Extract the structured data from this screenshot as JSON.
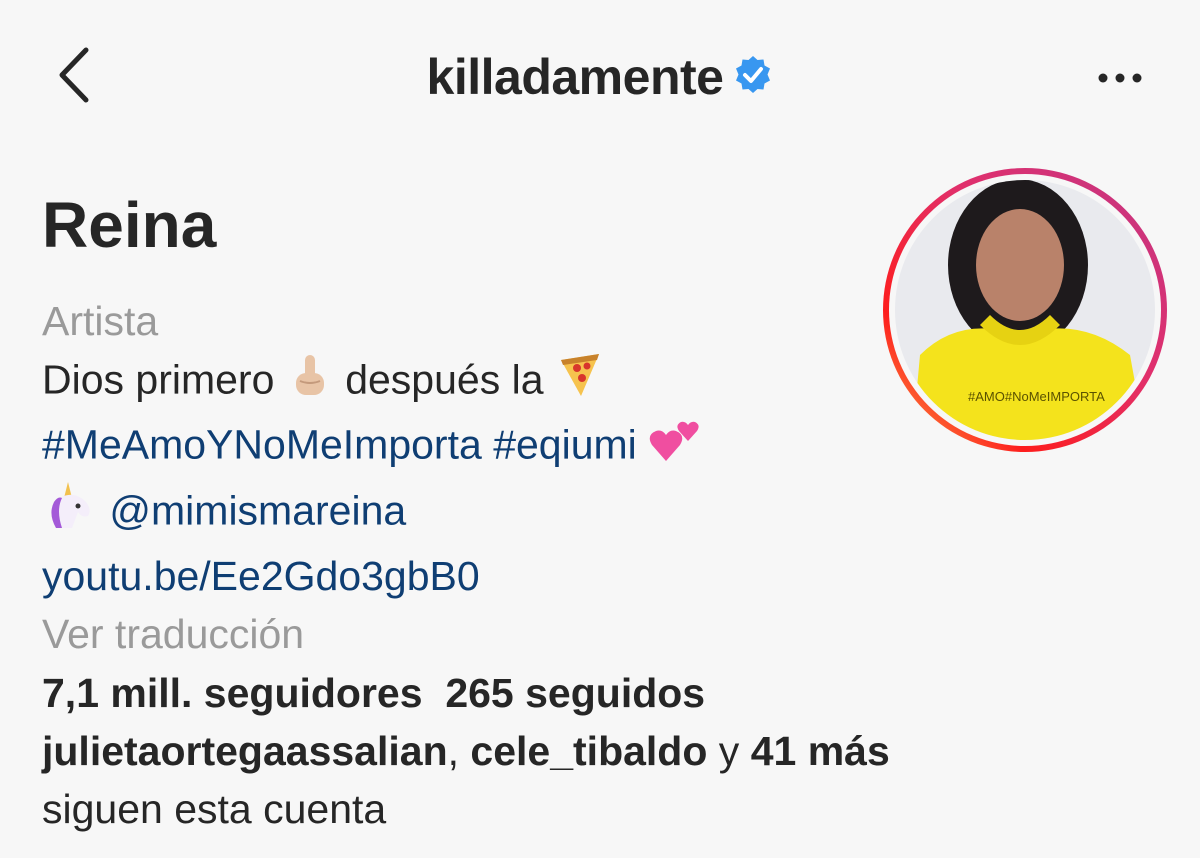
{
  "header": {
    "username": "killadamente",
    "back_icon": "chevron-left-icon",
    "verified_icon": "verified-badge-icon",
    "more_icon": "more-horizontal-icon"
  },
  "profile": {
    "display_name": "Reina",
    "avatar_text": "#AMO#NoMeIMPORTA",
    "category": "Artista",
    "bio_line1_a": "Dios primero",
    "bio_line1_b": "después la",
    "bio_hashtag1": "#MeAmoYNoMeImporta",
    "bio_hashtag2": "#eqiumi",
    "bio_mention": "@mimismareina",
    "bio_link": "youtu.be/Ee2Gdo3gbB0",
    "translate": "Ver traducción",
    "emojis": [
      "pointing-up-emoji",
      "pizza-emoji",
      "two-hearts-emoji",
      "unicorn-emoji"
    ]
  },
  "stats": {
    "followers": "7,1 mill. seguidores",
    "following": "265 seguidos",
    "followed_by_1": "julietaortegaassalian",
    "followed_by_sep": ", ",
    "followed_by_2": "cele_tibaldo",
    "followed_by_and": " y ",
    "followed_by_more": "41 más",
    "followed_by_suffix": "siguen esta cuenta"
  },
  "colors": {
    "link": "#0f3e73",
    "verified": "#3897f0",
    "muted": "#9a9a9a",
    "text": "#262626"
  }
}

◆ Short problem: Of all the lines above, how many contain "verified"? Give the number and nothing more.

◆ Output for this exercise: 2